Exercise task: In the records below, tally every line containing "联系方式". Report only the total.

::::

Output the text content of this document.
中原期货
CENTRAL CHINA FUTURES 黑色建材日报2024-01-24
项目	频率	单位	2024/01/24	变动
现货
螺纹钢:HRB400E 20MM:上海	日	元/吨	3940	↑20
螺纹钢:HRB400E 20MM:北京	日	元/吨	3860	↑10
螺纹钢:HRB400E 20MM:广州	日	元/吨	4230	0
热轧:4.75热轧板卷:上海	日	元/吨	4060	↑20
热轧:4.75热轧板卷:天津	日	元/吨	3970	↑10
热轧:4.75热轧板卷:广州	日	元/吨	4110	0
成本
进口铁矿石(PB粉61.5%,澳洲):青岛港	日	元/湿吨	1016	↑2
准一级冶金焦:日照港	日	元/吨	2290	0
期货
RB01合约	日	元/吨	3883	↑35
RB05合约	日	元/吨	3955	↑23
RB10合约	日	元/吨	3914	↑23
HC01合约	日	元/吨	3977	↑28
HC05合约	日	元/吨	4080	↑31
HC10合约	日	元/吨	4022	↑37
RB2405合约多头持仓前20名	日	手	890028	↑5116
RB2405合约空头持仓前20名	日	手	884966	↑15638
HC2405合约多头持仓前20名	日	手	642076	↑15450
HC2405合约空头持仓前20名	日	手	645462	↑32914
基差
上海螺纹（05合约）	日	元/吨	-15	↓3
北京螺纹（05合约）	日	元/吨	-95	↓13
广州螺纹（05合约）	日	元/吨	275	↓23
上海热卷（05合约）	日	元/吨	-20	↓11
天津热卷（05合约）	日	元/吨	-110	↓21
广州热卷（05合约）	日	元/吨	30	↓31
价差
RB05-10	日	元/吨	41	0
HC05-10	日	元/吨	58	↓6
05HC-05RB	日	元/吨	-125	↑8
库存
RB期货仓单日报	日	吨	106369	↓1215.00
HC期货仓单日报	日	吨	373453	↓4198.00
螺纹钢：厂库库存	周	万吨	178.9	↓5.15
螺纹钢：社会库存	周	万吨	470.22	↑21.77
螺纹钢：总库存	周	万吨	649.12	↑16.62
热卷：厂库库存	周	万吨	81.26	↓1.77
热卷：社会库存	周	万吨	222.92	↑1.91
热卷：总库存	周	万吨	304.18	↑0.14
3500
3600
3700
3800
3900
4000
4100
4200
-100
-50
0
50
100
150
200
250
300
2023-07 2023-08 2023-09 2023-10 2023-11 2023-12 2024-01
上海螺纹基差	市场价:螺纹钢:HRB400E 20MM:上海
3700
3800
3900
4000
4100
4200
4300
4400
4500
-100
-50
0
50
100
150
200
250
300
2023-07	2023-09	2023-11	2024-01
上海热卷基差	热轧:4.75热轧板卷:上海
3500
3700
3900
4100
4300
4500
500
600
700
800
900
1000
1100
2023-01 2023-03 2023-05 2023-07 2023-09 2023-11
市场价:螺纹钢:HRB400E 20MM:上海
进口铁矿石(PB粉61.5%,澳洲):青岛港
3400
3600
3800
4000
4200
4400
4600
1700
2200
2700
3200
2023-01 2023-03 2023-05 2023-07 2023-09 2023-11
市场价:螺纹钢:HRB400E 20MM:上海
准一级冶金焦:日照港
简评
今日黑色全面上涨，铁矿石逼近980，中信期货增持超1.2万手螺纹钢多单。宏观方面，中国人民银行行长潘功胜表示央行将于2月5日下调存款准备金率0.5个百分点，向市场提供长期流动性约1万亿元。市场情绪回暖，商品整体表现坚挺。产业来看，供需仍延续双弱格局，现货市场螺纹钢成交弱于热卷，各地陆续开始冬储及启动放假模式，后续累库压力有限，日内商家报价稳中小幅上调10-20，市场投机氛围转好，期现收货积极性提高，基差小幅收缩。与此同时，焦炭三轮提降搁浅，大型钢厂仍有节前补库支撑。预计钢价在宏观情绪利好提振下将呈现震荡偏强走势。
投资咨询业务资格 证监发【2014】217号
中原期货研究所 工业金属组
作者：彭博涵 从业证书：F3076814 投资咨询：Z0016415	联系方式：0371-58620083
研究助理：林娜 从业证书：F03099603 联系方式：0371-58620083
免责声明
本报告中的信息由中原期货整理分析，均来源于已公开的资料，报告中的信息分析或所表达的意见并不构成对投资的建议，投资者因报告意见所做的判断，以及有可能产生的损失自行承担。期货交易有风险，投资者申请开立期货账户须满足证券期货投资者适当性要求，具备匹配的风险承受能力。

::::

Solution to the problem: 2